**ACTIVIDAD 1**
Reescriba en forma de lista el párrafo del texto sobre los jesuitas y los guaraníes que comienza con "El jesuita dio suma importancia". Conserve sus datos principales.
**ACTIVIDAD 2**
Cite sin cambios el fragmento del texto sobre los jesuitas y los guaraníes que empieza con las palabras que contienen "Todo esto permitió" y termina con "de los suyos.".
**ACTIVIDAD 3**
Continúe el texto sobre los jesuitas y los guaraníes a partir de su última oración.

**TEXTO**
************

Todo esto permitió llevar a la práctica la comunidad de bienes, tal como era la tradición paleocristiana y como se entendía la reciprocidad en el mundo de los guaraníes. Entre ellos, aun hoy en día, se reconoce fácilmente al cacique por ser el más pobre del pueblo, pues siempre está al servicio de los suyos.


La evangelización

El jesuita dio suma importancia al trabajo mancomunado, cuyo ejemplo los mismos misioneros ofrecían, organización que poco a poco fueron imprimiendo en los pueblos aborígenes. La complementación laboral y económica dio lugar a una red funcional y de ayuda mutua que en cierta medida pudo ser vista por ojos ajenos como el trajinado "comunismo guaraní". La ubicación de la mujer en aquella sociedad estaba bastante avanzada con respecto a la que tenía dentro de las ciudades hispanas. Esta organización comunitaria no era anónima, sino que cada cual recibía un trato personalizado. El control de la población en cuanto a su número máximo permitía conocerse y daba pie a la estimación de las habilidades de los jóvenes. De allí que cada uno pudiera capacitarse como aprendiz en el oficio para el que resultara más apto. Con ello los beneficios eran tanto para él como para la comunidad que recibiría sus servicios, fuera como artesano, músico o enfermero.

************

**MATERIAL EXTRAÍDO**
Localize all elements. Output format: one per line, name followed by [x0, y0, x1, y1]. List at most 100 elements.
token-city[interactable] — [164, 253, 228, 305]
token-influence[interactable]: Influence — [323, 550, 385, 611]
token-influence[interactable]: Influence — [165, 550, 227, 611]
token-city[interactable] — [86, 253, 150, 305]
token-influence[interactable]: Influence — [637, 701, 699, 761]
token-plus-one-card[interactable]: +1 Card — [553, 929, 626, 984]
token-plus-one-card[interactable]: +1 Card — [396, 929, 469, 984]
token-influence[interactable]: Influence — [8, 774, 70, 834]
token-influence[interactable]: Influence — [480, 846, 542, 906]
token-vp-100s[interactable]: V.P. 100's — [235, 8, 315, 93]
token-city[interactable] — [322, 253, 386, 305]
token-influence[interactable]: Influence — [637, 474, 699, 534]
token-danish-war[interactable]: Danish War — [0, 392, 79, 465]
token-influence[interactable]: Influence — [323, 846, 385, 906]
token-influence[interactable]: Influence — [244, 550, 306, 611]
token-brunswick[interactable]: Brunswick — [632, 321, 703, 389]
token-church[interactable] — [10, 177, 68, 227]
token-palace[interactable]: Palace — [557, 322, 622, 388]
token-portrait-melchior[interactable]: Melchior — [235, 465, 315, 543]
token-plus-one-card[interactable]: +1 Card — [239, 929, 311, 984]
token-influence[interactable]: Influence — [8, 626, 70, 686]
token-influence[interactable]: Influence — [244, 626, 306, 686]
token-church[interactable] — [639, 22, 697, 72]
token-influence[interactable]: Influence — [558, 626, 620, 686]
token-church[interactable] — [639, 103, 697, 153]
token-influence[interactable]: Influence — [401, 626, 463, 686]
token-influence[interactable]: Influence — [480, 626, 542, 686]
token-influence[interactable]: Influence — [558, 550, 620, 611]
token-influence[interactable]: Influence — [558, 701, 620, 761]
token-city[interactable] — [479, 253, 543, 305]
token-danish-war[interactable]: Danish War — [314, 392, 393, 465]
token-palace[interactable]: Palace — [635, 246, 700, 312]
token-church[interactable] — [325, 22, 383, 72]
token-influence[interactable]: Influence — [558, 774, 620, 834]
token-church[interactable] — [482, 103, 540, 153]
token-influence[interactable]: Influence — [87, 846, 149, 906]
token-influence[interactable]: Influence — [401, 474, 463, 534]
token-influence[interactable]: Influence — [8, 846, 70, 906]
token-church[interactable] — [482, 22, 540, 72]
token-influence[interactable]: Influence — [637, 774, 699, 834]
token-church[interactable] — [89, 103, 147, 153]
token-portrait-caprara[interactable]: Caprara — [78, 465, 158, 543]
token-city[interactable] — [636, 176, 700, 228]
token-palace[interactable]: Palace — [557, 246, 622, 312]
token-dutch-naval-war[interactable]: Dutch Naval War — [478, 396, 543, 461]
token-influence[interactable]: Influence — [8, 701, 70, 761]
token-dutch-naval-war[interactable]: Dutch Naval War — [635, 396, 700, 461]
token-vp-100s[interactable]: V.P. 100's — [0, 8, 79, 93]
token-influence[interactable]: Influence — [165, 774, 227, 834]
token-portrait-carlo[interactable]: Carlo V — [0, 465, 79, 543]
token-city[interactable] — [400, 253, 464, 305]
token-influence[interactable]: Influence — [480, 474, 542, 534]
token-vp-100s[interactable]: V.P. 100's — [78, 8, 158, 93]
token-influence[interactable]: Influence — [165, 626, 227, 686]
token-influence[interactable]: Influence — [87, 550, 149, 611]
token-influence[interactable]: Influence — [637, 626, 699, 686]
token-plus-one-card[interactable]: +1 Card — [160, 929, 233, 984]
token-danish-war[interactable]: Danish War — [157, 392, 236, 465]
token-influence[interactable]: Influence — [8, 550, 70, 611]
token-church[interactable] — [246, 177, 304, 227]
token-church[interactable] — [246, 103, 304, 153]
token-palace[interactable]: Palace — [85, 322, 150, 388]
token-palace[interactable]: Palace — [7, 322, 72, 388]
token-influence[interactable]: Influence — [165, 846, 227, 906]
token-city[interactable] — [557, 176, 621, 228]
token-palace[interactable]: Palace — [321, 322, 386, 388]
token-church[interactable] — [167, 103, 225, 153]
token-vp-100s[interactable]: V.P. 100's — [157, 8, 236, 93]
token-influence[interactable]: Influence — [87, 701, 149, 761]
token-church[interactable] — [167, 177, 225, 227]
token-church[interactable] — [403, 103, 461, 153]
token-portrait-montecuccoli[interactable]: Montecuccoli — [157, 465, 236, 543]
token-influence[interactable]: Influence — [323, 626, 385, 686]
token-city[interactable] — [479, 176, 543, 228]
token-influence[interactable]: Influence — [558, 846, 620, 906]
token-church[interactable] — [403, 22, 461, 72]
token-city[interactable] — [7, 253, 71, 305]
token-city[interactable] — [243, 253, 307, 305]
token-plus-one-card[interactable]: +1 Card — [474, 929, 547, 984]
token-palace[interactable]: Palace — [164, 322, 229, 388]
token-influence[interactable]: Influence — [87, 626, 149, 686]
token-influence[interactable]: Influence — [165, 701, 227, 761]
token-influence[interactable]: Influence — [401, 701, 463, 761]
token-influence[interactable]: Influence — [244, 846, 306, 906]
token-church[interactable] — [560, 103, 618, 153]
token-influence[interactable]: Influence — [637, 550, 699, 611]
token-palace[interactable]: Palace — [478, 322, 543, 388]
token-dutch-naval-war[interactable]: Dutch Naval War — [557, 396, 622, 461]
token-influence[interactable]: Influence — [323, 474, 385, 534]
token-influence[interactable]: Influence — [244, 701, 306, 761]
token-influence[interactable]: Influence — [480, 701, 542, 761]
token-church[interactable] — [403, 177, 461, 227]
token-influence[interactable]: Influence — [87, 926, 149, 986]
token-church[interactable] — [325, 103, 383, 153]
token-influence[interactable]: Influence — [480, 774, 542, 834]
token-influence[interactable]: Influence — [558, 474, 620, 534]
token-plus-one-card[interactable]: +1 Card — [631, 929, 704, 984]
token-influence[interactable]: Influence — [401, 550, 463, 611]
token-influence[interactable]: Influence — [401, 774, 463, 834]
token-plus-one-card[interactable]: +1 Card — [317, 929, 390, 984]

************

**SU RESPUESTA 1**
- El jesuita dio gran importancia al trabajo mancomunado. Los propios misioneros daban ejemplo de él y poco a poco lo fueron imprimiendo en los pueblos aborígenes.
- La complementación laboral y económica formó una red de ayuda mutua que, vista desde fuera, pudo tomarse por el llamado "comunismo guaraní".
- La mujer tenía una posición bastante más avanzada que en las ciudades hispanas.
- La organización comunitaria no era anónima, porque cada persona recibía un trato personalizado.
- El control del número máximo de habitantes permitía que todos se conocieran y que se estimaran las habilidades de los jóvenes.
- Cada uno se capacitaba como aprendiz en el oficio para el que era más apto. Eso lo beneficiaba a él y a la comunidad, que recibía sus servicios como artesano, músico o enfermero.

**SU RESPUESTA 2**
Todo esto permitió llevar a la práctica la comunidad de bienes, tal como era la tradición paleocristiana y como se entendía la reciprocidad en el mundo de los guaraníes. Entre ellos, aun hoy en día, se reconoce fácilmente al cacique por ser el más pobre del pueblo, pues siempre está al servicio de los suyos.

**SU RESPUESTA 3**
El trato directo era fundamental para desarrollar en cada individuo su propia estima y para afirmar su identidad, aunque las cosas no anduvieron nunca sobre ruedas. Los problemas fueron muchos desde un primer momento y continuaron hasta el destierro de los padres. Desde el principio los misioneros tuvieron bien en claro que era mucho lo que había que hacer y que no se conseguiría de un plumazo. Ante las conversiones relatadas por otros religiosos, los jesuitas prefirieron ir con pies de plomo alcanzando situaciones más estables. Esta forma de trabajo signada por la lentitud, pero también por la firmeza, dio grandes frutos porque no imponía obligaciones sino que persuadía de los beneficios.

En todos los aspectos hay etapas que van siendo afirmadas por la actitud positiva del aborigen, y que se cubren a veces en dilatados períodos. Los pueblos que conocemos -ya del siglo XVIII- no parten de una forma inventada en las primeras fundaciones, ni tampoco las técnicas agrícolas, ni la manera de organizar los talleres. Así, tampoco fueron iguales las responsabilidades dadas en uno y otro momento a quienes tenían puestos públicos, ni la firmeza con que se solicitaba la adhesión a ciertos principios cristianos. Se tuvo la paciencia de ganarlos con pequeños cambios que duraron un siglo por convencimiento, no por obligación.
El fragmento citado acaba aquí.